(Region boundary data)
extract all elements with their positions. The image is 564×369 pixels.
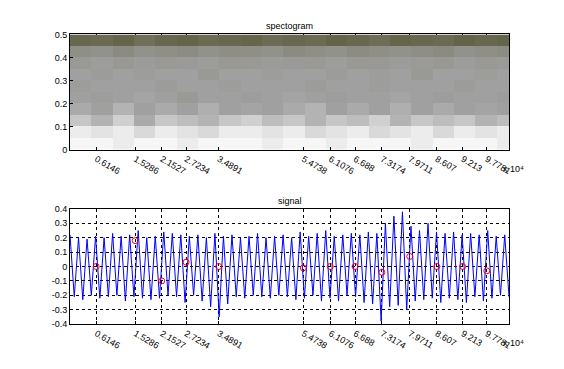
svg-text:0.4: 0.4 bbox=[55, 204, 68, 214]
svg-text:1.5286: 1.5286 bbox=[132, 328, 161, 350]
svg-text:8.607: 8.607 bbox=[434, 328, 459, 348]
svg-text:-0.4: -0.4 bbox=[52, 319, 68, 329]
svg-text:6.1076: 6.1076 bbox=[327, 328, 356, 350]
svg-text:x 10⁴: x 10⁴ bbox=[503, 164, 524, 174]
svg-text:2.1527: 2.1527 bbox=[159, 154, 188, 176]
svg-text:9.7781: 9.7781 bbox=[484, 154, 513, 176]
svg-text:6.1076: 6.1076 bbox=[327, 154, 356, 176]
svg-text:5.4738: 5.4738 bbox=[300, 154, 329, 176]
svg-text:-0.3: -0.3 bbox=[52, 305, 68, 315]
svg-text:x 10⁴: x 10⁴ bbox=[503, 338, 524, 348]
svg-text:9.213: 9.213 bbox=[459, 154, 484, 174]
svg-text:0.5: 0.5 bbox=[55, 30, 68, 40]
svg-text:0.6146: 0.6146 bbox=[93, 154, 122, 176]
svg-text:0.4: 0.4 bbox=[55, 53, 68, 63]
svg-text:0.2: 0.2 bbox=[55, 99, 68, 109]
svg-text:spectogram: spectogram bbox=[266, 21, 313, 31]
svg-text:0.1: 0.1 bbox=[55, 122, 68, 132]
svg-text:7.3174: 7.3174 bbox=[379, 154, 408, 176]
svg-text:-0.1: -0.1 bbox=[52, 276, 68, 286]
svg-text:3.4891: 3.4891 bbox=[215, 328, 244, 350]
svg-text:7.9711: 7.9711 bbox=[406, 328, 434, 350]
svg-text:2.7234: 2.7234 bbox=[183, 154, 212, 176]
svg-text:1.5286: 1.5286 bbox=[132, 154, 161, 176]
svg-text:6.688: 6.688 bbox=[352, 154, 377, 174]
svg-text:3.4891: 3.4891 bbox=[215, 154, 244, 176]
svg-text:0.1: 0.1 bbox=[55, 247, 68, 257]
svg-text:-0.2: -0.2 bbox=[52, 290, 68, 300]
svg-text:0: 0 bbox=[62, 145, 67, 155]
svg-text:9.7781: 9.7781 bbox=[484, 328, 513, 350]
svg-text:6.688: 6.688 bbox=[352, 328, 377, 348]
svg-text:7.9711: 7.9711 bbox=[406, 154, 434, 176]
svg-text:7.3174: 7.3174 bbox=[379, 328, 408, 350]
svg-text:0.3: 0.3 bbox=[55, 76, 68, 86]
svg-text:0.2: 0.2 bbox=[55, 233, 68, 243]
svg-text:8.607: 8.607 bbox=[434, 154, 459, 174]
svg-text:signal: signal bbox=[278, 196, 302, 206]
svg-text:5.4738: 5.4738 bbox=[300, 328, 329, 350]
svg-text:0.3: 0.3 bbox=[55, 218, 68, 228]
svg-text:9.213: 9.213 bbox=[459, 328, 484, 348]
svg-text:0: 0 bbox=[62, 262, 67, 272]
svg-text:2.1527: 2.1527 bbox=[159, 328, 188, 350]
svg-text:2.7234: 2.7234 bbox=[183, 328, 212, 350]
svg-text:0.6146: 0.6146 bbox=[93, 328, 122, 350]
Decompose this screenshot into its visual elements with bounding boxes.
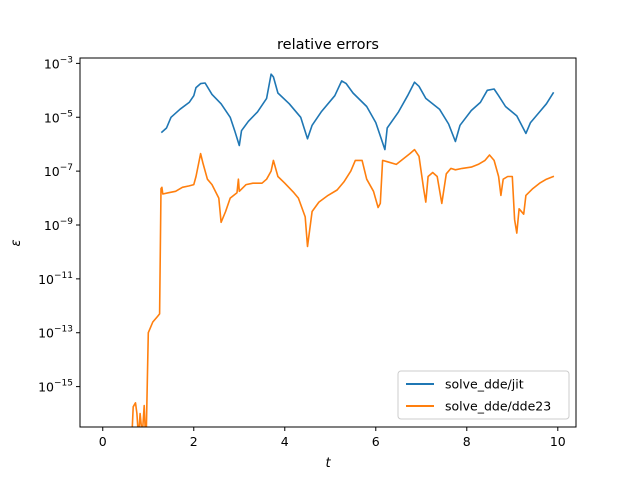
- y-tick-label: 10−15: [38, 379, 73, 395]
- series-layer: [131, 73, 555, 427]
- y-axis-label: ε: [9, 239, 24, 246]
- x-axis: 0 2 4 6 8 10: [99, 427, 566, 449]
- y-axis: 10−15 10−13 10−11 10−9 10−7 10−5 10−3: [38, 55, 80, 395]
- x-tick-label: 10: [550, 434, 566, 449]
- chart-title: relative errors: [277, 37, 379, 53]
- x-tick-label: 6: [372, 434, 380, 449]
- x-tick-label: 8: [463, 434, 471, 449]
- y-tick-label: 10−7: [44, 163, 73, 179]
- x-tick-label: 0: [99, 434, 107, 449]
- y-tick-label: 10−5: [44, 109, 73, 125]
- x-tick-label: 2: [190, 434, 198, 449]
- axes-frame: [79, 57, 577, 428]
- series-line-solve-dde-jit: [160, 73, 555, 151]
- legend: solve_dde/jit solve_dde/dde23: [397, 370, 570, 420]
- y-tick-label: 10−11: [38, 271, 73, 287]
- legend-box: [397, 370, 570, 420]
- y-tick-label: 10−9: [44, 217, 73, 233]
- legend-label-solve-dde-jit: solve_dde/jit: [445, 377, 524, 392]
- x-tick-label: 4: [281, 434, 289, 449]
- legend-label-solve-dde-dde23: solve_dde/dde23: [445, 399, 551, 414]
- y-tick-label: 10−13: [38, 325, 73, 341]
- x-axis-label: t: [325, 456, 331, 471]
- series-line-solve-dde-dde23: [131, 148, 555, 427]
- y-tick-label: 10−3: [44, 55, 73, 71]
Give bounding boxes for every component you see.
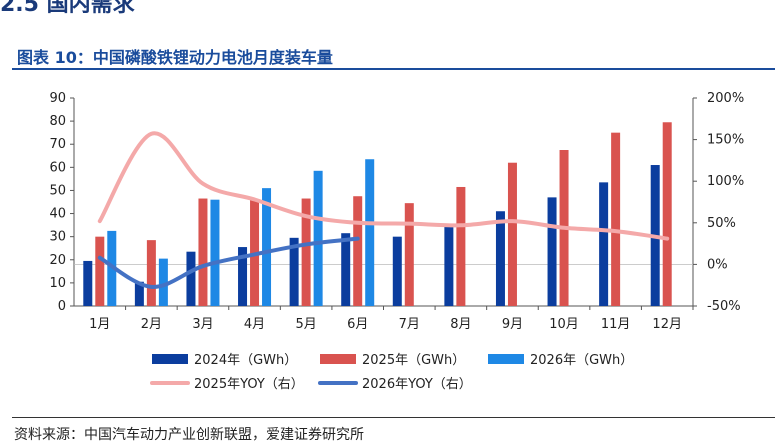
bar-2025 [611, 132, 621, 306]
legend-label: 2025年（GWh） [362, 353, 465, 368]
bar-2024 [444, 226, 454, 306]
yoy-2025-line [97, 131, 670, 241]
y-right-tick-label: 150% [707, 133, 744, 148]
bar-2024 [83, 260, 93, 306]
y-left-tick-label: 20 [49, 253, 66, 268]
y-left-tick-label: 80 [49, 114, 66, 129]
x-tick-label: 5月 [295, 317, 316, 332]
bar-2024 [238, 247, 248, 306]
y-right-tick-label: 200% [707, 91, 744, 106]
bar-2024 [134, 281, 144, 306]
y-left-tick-label: 30 [49, 230, 66, 245]
section-heading: 2.5 国内需求 [0, 0, 135, 17]
x-tick-label: 10月 [549, 317, 579, 332]
bar-2024 [186, 251, 196, 306]
legend-label: 2025年YOY（右） [194, 377, 304, 392]
x-tick-label: 11月 [601, 317, 631, 332]
bar-2024 [289, 237, 299, 306]
bar-2025 [95, 236, 105, 306]
legend-swatch [152, 354, 188, 364]
legend-label: 2026年YOY（右） [362, 377, 472, 392]
chart-ticks: 0 10 20 30 40 50 60 70 80 90 -50% 0% 50% 100% 150% 200%… [49, 91, 744, 332]
chart-axes [70, 97, 697, 310]
y-left-tick-label: 90 [49, 91, 66, 106]
bar-2025 [198, 198, 208, 306]
y-right-tick-label: 50% [707, 216, 736, 231]
title-divider [12, 68, 775, 70]
bar-2025 [301, 198, 311, 306]
bar-2025 [662, 122, 672, 307]
y-left-tick-label: 40 [49, 207, 66, 222]
x-tick-label: 7月 [399, 317, 420, 332]
legend-swatch [488, 354, 524, 364]
bar-2026 [313, 170, 323, 306]
chart-lines [97, 131, 670, 289]
chart-title: 图表 10：中国磷酸铁锂动力电池月度装车量 [17, 48, 333, 67]
y-left-tick-label: 70 [49, 137, 66, 152]
y-right-tick-label: 0% [707, 257, 728, 272]
bar-2024 [495, 211, 505, 306]
y-left-tick-label: 50 [49, 183, 66, 198]
x-tick-label: 1月 [89, 317, 110, 332]
y-right-tick-label: -50% [707, 299, 741, 314]
bar-2024 [341, 233, 351, 306]
bar-2026 [210, 199, 220, 306]
legend-label: 2024年（GWh） [194, 353, 297, 368]
bar-2024 [547, 197, 557, 306]
legend-swatch [320, 354, 356, 364]
chart-bars [83, 122, 672, 307]
chart-legend: 2024年（GWh） 2025年（GWh） 2026年（GWh） 2025年YOY（右… [150, 353, 633, 392]
bar-2026 [158, 258, 168, 306]
bar-2025 [456, 186, 466, 306]
x-tick-label: 6月 [347, 317, 368, 332]
bar-2024 [392, 236, 402, 306]
bar-2026 [262, 188, 272, 306]
y-left-tick-label: 60 [49, 160, 66, 175]
x-tick-label: 8月 [450, 317, 471, 332]
bar-2026 [365, 159, 375, 306]
x-tick-label: 3月 [192, 317, 213, 332]
bar-2025 [146, 240, 156, 306]
legend-label: 2026年（GWh） [530, 353, 633, 368]
x-tick-label: 2月 [141, 317, 162, 332]
yoy-2026-line [97, 236, 360, 289]
bar-2024 [599, 182, 609, 306]
bar-2025 [353, 196, 363, 306]
bar-2025 [404, 203, 414, 306]
x-tick-label: 9月 [502, 317, 523, 332]
x-tick-label: 12月 [652, 317, 682, 332]
x-tick-label: 4月 [244, 317, 265, 332]
source-note: 资料来源：中国汽车动力产业创新联盟，爱建证券研究所 [14, 427, 364, 443]
footer-divider [12, 417, 775, 418]
y-left-tick-label: 10 [49, 276, 66, 291]
y-right-tick-label: 100% [707, 174, 744, 189]
y-left-tick-label: 0 [58, 299, 66, 314]
bar-2025 [507, 162, 517, 306]
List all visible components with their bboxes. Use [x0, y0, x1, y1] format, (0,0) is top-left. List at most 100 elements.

_Exercise objective:_ Turn the material from the line containing "- y-tick-label: 10−15: [38, 379, 73, 395]" up to and including the line containing "- x-tick-label: 6: [372, 434, 380, 449]" into a Markdown table with the columns Row and Line. Number each line in the Row column, put its text in the Line column, and omit any blank lines.

_Expected answer:_
| Row | Line |
|---|---|
| 1 | - y-tick-label: 10−15: [38, 379, 73, 395] |
| 2 | - series-layer: [131, 73, 555, 427] |
| 3 | - y-axis-label: ε: [9, 239, 24, 246] |
| 4 | - x-axis: 0 2 4 6 8 10: [99, 427, 566, 449] |
| 5 | - y-axis: 10−15 10−13 10−11 10−9 10−7 10−5 10−3: [38, 55, 80, 395] |
| 6 | - x-tick-label: 10: [550, 434, 566, 449] |
| 7 | - chart-title: relative errors: [277, 37, 379, 53] |
| 8 | - x-tick-label: 6: [372, 434, 380, 449] |